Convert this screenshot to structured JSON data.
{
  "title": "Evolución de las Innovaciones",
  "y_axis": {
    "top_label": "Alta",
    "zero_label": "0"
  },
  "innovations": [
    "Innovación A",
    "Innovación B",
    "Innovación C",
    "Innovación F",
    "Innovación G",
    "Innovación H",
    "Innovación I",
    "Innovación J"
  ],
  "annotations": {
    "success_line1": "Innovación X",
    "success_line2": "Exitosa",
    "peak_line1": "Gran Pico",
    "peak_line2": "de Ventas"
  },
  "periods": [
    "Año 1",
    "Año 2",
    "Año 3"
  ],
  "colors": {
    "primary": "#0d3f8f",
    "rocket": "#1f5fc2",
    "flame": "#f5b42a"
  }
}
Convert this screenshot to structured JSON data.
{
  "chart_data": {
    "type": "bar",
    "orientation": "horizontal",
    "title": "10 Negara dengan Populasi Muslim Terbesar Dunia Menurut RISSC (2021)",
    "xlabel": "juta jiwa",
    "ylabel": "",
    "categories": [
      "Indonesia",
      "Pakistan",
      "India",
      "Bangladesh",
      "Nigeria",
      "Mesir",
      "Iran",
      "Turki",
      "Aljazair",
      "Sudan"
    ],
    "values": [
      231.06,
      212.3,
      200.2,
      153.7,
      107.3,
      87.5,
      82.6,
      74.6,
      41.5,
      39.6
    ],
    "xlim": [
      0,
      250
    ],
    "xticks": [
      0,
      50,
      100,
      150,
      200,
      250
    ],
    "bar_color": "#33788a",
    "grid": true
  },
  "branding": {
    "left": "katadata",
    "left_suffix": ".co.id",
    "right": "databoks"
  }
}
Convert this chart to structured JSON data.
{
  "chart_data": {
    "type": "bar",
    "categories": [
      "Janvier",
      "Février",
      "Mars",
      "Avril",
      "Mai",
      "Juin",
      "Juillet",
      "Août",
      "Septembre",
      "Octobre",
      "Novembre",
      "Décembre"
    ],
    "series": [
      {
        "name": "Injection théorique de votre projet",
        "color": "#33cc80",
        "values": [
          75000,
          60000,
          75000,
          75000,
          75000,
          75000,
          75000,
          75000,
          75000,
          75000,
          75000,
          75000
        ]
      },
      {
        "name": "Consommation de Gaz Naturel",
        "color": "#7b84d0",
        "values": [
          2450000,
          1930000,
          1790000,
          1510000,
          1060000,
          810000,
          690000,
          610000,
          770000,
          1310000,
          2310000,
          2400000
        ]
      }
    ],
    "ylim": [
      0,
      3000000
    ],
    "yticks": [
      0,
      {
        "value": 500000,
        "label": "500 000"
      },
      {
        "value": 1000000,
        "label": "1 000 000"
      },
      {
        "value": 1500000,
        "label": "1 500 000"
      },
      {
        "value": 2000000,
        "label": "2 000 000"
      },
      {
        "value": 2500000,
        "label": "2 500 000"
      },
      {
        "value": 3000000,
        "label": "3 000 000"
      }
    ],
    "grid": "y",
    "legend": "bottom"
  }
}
==========
Give back each line above precisely as it stands.

*Exercise answer*
Convert this screenshot to structured JSON data.
{
  "title": "Evolución de las Innovaciones",
  "y_axis": {
    "top_label": "Alta",
    "zero_label": "0"
  },
  "innovations": [
    "Innovación A",
    "Innovación B",
    "Innovación C",
    "Innovación F",
    "Innovación G",
    "Innovación H",
    "Innovación I",
    "Innovación J"
  ],
  "annotations": {
    "success_line1": "Innovación X",
    "success_line2": "Exitosa",
    "peak_line1": "Gran Pico",
    "peak_line2": "de Ventas"
  },
  "periods": [
    "Año 1",
    "Año 2",
    "Año 3"
  ],
  "colors": {
    "primary": "#0d3f8f",
    "rocket": "#1f5fc2",
    "flame": "#f5b42a"
  }
}
Convert this screenshot to structured JSON data.
{
  "chart_data": {
    "type": "bar",
    "orientation": "horizontal",
    "title": "10 Negara dengan Populasi Muslim Terbesar Dunia Menurut RISSC (2021)",
    "xlabel": "juta jiwa",
    "ylabel": "",
    "categories": [
      "Indonesia",
      "Pakistan",
      "India",
      "Bangladesh",
      "Nigeria",
      "Mesir",
      "Iran",
      "Turki",
      "Aljazair",
      "Sudan"
    ],
    "values": [
      231.06,
      212.3,
      200.2,
      153.7,
      107.3,
      87.5,
      82.6,
      74.6,
      41.5,
      39.6
    ],
    "xlim": [
      0,
      250
    ],
    "xticks": [
      0,
      50,
      100,
      150,
      200,
      250
    ],
    "bar_color": "#33788a",
    "grid": true
  },
  "branding": {
    "left": "katadata",
    "left_suffix": ".co.id",
    "right": "databoks"
  }
}
Convert this chart to structured JSON data.
{
  "chart_data": {
    "type": "bar",
    "categories": [
      "Janvier",
      "Février",
      "Mars",
      "Avril",
      "Mai",
      "Juin",
      "Juillet",
      "Août",
      "Septembre",
      "Octobre",
      "Novembre",
      "Décembre"
    ],
    "series": [
      {
        "name": "Injection théorique de votre projet",
        "color": "#33cc80",
        "values": [
          75000,
          60000,
          75000,
          75000,
          75000,
          75000,
          75000,
          75000,
          75000,
          75000,
          75000,
          75000
        ]
      },
      {
        "name": "Consommation de Gaz Naturel",
        "color": "#7b84d0",
        "values": [
          2450000,
          1930000,
          1790000,
          1510000,
          1060000,
          810000,
          690000,
          610000,
          770000,
          1310000,
          2310000,
          2400000
        ]
      }
    ],
    "ylim": [
      0,
      3000000
    ],
    "yticks": [
      0,
      {
        "value": 500000,
        "label": "500 000"
      },
      {
        "value": 1000000,
        "label": "1 000 000"
      },
      {
        "value": 1500000,
        "label": "1 500 000"
      },
      {
        "value": 2000000,
        "label": "2 000 000"
      },
      {
        "value": 2500000,
        "label": "2 500 000"
      },
      {
        "value": 3000000,
        "label": "3 000 000"
      }
    ],
    "grid": "y",
    "legend": "bottom"
  }
}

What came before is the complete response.